Whether it is at the behest of the United States or out of a sense of false-placed moral urgency, the Five Eyes are wandering too far. The intelligence alliance originally designed for information sharing has morphed into a political organization with a zealous focus on countering the perceived "China threat".

That energy should really be spent on themselves. When it comes to politics, the U.S. might not be the role model to follow, not at this moment. Its ideological-driven Secretary of State's record on China resembles more of a Cold War mentality rather than modern thinking. And he has ignited a furor of criticism against himself when discussing the election result and forced to walk back his comments, leaving the diplomats within the State Department disgusted and angered, according to CNN's report.

Secretary of State Mike Pompeo speaks at Richard Nixon Presidential Library, in Yorba Linda, California, July 23, 2020. /AP

Secretary of State Mike Pompeo speaks at Richard Nixon Presidential Library, in Yorba Linda, California, July 23, 2020. /AP

What are "freedom" and "democracy" if people are dropping dead or falling sick one after another? And are these ideals even valid when the citizens are suffering differential treatments? In The Economist's latest publication, it is reported that a black man is about four times more likely to die from COVID-19 than a similar-aged white man in the UK. In New York, black and Hispanic kids are twice more likely to lose a parent or caregiver to the pandemic than other races.

While they are staring at China, their own people suffered. After an entire 2020 spent on dealing with the global pandemic, some of Five Eyes members are still failing at containing it. In the UK, the government ordered a second lockdown of the country in the hope of stopping the rampaging spread. For the past week, U.S. has, yet again, broken records on COVID-19 infections.

The latest update saw U.S. daily case numbers topping 170,000, with more than 251,000 deaths. And with Thanksgiving approaches, the U.S. Center for Disease Control and Prevention pleaded Americans to not travel for a holiday and not spend the leisure time with people from outside their household.

*Supplied material*
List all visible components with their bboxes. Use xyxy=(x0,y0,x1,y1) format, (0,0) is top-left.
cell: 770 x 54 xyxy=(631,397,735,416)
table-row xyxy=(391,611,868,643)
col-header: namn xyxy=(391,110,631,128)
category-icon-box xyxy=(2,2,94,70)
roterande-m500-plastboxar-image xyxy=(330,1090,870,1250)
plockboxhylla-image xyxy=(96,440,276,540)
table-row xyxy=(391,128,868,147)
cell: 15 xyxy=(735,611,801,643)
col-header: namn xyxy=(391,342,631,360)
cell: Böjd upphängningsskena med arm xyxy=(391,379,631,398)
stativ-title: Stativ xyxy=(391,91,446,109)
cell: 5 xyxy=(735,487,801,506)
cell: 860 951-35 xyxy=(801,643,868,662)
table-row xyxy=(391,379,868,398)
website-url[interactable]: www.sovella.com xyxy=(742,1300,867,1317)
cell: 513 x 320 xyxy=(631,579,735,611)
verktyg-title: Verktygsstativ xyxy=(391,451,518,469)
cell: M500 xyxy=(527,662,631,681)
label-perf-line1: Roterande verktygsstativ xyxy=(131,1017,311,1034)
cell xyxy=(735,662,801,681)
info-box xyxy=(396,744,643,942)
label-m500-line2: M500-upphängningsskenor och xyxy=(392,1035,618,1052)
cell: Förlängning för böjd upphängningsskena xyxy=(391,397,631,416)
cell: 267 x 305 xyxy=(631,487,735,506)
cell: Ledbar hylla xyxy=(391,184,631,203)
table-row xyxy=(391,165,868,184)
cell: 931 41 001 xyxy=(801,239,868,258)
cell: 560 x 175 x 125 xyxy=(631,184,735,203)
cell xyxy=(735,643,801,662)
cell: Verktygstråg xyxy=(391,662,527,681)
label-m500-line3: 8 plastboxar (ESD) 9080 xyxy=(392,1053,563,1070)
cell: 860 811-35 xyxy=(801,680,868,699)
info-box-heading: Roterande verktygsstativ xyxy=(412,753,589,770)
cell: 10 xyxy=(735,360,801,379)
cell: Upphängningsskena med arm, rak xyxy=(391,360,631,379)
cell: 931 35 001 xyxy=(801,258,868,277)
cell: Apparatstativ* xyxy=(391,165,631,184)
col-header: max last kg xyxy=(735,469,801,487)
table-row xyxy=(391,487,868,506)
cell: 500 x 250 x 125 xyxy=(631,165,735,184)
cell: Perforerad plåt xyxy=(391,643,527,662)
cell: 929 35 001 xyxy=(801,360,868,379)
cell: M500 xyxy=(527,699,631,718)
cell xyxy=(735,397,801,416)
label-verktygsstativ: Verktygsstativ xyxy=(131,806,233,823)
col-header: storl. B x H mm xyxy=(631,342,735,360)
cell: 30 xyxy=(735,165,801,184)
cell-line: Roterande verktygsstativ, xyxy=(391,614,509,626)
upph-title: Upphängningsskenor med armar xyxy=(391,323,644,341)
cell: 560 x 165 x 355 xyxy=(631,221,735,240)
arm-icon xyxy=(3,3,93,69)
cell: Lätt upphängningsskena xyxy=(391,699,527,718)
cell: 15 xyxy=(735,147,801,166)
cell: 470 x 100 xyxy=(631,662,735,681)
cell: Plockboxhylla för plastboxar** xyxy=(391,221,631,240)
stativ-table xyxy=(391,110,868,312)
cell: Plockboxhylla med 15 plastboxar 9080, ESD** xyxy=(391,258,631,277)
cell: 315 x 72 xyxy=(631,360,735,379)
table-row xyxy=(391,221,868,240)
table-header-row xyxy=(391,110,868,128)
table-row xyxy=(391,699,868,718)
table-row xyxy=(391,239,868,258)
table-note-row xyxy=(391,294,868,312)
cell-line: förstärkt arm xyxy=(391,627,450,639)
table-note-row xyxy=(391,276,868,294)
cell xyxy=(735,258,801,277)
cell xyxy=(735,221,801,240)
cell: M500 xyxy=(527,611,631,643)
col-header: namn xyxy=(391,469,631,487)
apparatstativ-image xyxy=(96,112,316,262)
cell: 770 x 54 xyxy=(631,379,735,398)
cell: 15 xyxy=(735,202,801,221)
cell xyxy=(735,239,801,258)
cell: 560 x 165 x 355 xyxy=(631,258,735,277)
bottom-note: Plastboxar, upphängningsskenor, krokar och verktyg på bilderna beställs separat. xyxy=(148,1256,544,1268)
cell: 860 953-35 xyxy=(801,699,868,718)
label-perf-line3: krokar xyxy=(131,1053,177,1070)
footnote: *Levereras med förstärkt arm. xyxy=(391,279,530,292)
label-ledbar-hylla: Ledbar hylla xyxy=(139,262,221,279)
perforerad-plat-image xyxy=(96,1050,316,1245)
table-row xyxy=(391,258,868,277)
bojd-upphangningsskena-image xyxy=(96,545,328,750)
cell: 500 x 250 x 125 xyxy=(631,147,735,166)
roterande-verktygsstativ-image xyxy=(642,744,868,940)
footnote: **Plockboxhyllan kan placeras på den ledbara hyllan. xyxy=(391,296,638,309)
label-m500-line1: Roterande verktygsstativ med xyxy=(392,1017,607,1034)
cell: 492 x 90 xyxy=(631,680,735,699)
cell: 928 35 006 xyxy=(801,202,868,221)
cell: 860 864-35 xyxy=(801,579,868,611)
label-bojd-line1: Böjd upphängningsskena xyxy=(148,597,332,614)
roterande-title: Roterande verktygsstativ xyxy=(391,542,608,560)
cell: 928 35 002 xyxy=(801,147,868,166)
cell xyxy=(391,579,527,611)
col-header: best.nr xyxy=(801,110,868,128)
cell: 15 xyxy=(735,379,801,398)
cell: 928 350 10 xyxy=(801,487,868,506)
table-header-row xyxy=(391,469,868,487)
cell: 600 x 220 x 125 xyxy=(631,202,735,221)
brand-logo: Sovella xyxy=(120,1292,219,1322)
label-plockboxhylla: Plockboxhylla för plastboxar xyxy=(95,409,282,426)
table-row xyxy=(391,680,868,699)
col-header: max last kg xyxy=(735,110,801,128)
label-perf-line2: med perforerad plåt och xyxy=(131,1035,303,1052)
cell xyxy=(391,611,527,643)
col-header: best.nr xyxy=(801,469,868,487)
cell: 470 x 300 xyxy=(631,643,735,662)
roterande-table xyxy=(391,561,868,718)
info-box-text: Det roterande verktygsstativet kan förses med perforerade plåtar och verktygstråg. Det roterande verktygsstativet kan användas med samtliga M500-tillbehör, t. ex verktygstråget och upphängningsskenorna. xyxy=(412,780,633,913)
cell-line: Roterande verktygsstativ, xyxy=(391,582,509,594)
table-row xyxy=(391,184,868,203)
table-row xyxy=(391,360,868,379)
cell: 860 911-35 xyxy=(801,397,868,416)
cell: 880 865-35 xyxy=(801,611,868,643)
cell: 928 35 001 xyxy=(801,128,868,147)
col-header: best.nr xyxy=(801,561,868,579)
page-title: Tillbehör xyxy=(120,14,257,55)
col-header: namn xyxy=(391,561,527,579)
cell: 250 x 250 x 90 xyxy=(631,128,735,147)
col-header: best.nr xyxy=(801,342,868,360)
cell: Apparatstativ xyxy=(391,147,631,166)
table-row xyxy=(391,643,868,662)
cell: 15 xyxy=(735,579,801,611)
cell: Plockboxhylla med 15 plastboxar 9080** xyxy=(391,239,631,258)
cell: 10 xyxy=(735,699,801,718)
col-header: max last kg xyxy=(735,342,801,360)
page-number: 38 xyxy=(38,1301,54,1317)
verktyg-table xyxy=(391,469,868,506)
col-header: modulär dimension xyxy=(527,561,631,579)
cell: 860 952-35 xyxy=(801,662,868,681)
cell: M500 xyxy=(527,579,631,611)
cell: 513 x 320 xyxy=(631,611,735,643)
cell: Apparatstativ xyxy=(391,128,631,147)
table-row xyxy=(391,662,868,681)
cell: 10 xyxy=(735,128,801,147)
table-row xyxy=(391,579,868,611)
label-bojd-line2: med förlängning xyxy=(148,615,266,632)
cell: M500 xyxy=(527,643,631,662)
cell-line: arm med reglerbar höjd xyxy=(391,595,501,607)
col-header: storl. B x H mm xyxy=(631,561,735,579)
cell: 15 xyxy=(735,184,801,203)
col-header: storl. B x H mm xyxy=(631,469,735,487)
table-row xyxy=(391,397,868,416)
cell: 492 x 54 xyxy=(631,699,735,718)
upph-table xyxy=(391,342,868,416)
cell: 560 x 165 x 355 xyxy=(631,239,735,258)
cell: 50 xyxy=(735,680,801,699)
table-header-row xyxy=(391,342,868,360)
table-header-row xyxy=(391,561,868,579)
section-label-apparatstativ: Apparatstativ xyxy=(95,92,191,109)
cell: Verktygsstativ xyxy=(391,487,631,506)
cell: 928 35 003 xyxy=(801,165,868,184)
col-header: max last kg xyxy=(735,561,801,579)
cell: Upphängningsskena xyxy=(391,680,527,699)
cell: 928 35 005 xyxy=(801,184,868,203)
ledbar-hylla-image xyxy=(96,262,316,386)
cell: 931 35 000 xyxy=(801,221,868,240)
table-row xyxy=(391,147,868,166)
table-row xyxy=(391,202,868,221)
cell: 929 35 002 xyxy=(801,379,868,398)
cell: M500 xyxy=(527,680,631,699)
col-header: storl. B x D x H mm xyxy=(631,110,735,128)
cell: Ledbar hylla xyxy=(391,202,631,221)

*Your objective*
Answer these questions from the commentary on the Five Eyes alliance.
1. How much more likely is a black man in the UK to die from COVID-19 than a similar-aged white man?
2. What did the UK government order in the hope of stopping the spread?
3. What did the U.S. Center for Disease Control and Prevention ask Americans to avoid at Thanksgiving?
The records are separate material and have no connection to the text.

*Task answer*
1. About four times more likely.
2. A second lockdown of the country.
3. Traveling for the holiday and spending the leisure time with people from outside their household.